• AIM
Consider the data that follows and state how many lines contain the string "Σχέσεις", using the number alone.

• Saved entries
# # # #

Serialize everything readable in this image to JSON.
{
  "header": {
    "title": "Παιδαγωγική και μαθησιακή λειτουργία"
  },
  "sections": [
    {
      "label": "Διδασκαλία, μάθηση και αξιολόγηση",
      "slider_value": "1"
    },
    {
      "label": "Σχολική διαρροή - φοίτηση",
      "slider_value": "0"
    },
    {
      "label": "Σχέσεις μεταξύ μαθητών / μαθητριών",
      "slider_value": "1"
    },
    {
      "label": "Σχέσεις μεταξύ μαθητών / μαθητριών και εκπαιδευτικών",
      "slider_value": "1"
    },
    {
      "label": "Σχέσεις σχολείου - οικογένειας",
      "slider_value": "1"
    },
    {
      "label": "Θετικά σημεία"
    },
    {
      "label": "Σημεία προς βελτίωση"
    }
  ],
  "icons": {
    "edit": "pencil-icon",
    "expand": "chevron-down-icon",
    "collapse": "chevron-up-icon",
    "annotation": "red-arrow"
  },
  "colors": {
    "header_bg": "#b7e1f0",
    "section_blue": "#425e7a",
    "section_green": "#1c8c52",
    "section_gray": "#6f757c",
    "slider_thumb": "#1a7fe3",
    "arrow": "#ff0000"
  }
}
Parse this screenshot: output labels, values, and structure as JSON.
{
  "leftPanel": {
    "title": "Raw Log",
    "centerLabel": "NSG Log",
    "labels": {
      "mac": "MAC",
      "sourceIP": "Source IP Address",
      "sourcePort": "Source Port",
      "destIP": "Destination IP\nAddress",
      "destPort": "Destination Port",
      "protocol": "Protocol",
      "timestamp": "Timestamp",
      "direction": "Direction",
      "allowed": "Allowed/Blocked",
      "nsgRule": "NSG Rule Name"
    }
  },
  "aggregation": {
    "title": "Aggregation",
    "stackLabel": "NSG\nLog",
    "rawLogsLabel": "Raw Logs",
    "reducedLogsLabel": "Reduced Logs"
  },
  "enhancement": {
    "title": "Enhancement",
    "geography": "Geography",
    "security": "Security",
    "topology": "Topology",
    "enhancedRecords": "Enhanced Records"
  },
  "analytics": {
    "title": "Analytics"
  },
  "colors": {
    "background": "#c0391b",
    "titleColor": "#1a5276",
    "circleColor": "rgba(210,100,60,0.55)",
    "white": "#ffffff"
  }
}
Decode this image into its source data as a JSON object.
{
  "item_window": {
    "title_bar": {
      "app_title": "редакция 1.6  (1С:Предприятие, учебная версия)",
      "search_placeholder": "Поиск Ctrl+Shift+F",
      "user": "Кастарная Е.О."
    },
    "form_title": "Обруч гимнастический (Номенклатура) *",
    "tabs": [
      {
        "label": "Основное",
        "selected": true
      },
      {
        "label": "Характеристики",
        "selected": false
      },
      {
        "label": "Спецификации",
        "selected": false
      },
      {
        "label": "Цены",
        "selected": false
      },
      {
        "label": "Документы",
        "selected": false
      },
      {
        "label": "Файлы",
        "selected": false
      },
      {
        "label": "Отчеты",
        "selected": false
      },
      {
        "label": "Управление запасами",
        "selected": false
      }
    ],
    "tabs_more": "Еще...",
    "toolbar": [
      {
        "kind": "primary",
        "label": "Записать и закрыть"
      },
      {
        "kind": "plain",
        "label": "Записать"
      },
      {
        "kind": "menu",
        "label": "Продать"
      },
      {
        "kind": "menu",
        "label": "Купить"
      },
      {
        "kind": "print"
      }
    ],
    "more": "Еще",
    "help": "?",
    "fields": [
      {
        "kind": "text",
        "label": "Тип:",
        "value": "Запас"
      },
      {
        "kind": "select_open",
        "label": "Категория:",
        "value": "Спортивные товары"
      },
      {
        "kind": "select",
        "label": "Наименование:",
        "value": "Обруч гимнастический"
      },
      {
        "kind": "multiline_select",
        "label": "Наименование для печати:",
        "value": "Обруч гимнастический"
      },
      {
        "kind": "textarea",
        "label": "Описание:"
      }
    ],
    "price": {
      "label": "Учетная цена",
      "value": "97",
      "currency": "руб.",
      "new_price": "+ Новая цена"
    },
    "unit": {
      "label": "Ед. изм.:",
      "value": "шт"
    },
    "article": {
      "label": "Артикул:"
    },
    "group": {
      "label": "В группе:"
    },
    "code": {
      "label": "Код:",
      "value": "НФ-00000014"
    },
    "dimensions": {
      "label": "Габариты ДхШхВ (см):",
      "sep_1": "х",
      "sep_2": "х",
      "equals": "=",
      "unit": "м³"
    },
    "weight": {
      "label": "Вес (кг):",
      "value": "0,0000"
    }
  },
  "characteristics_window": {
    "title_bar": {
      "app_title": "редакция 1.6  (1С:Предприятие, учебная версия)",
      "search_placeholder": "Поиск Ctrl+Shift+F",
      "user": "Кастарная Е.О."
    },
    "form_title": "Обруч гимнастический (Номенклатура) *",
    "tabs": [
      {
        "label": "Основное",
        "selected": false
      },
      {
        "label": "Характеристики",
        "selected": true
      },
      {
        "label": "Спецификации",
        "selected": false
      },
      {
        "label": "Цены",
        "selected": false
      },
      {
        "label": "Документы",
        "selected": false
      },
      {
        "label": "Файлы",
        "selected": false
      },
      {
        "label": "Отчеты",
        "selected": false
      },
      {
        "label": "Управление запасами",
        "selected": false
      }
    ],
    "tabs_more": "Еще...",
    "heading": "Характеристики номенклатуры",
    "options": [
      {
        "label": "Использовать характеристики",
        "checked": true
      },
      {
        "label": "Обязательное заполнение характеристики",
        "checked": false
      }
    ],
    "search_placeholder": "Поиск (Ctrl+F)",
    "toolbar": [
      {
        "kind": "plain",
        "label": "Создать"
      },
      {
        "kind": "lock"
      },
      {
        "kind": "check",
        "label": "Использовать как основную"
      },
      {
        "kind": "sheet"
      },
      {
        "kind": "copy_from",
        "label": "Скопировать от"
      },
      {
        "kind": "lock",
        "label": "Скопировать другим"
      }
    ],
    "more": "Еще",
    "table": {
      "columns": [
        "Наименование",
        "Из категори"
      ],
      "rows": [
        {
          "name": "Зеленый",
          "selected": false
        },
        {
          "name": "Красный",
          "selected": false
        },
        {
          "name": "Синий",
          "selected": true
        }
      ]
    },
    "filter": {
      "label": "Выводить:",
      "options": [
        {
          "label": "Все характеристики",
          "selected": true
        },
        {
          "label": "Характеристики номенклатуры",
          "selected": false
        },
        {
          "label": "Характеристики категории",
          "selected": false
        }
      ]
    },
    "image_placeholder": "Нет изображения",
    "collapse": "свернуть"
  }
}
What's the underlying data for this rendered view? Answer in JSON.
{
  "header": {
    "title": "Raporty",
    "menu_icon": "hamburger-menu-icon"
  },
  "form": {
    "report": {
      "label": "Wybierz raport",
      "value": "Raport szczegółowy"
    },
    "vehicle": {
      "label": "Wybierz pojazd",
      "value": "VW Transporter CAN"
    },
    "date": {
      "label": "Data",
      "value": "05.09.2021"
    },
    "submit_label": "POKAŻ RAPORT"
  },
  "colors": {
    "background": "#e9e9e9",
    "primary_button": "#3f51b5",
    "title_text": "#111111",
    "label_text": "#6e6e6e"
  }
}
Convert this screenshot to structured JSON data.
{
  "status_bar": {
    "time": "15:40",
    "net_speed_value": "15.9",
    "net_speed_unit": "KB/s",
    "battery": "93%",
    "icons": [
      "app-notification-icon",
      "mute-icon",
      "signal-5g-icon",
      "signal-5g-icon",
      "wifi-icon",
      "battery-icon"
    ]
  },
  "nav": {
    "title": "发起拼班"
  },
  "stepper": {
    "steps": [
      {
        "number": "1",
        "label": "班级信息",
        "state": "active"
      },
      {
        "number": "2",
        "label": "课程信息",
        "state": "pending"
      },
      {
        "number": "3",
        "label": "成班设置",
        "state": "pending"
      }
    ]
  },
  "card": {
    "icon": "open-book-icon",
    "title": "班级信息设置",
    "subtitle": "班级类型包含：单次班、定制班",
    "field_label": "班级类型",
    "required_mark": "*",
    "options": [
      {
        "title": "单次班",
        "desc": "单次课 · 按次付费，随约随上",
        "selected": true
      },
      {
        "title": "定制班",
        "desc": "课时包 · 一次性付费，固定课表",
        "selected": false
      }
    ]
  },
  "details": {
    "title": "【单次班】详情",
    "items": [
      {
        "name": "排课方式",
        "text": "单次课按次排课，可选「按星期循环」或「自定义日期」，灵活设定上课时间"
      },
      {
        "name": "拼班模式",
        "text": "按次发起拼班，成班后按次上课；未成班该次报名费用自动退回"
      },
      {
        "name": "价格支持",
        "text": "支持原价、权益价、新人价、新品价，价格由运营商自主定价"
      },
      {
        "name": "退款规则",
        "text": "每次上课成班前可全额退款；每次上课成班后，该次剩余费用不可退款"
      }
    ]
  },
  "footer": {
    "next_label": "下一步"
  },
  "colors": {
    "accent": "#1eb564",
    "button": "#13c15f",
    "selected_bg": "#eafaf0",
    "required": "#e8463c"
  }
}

# # # #

• EXERCISE OUTPUT
3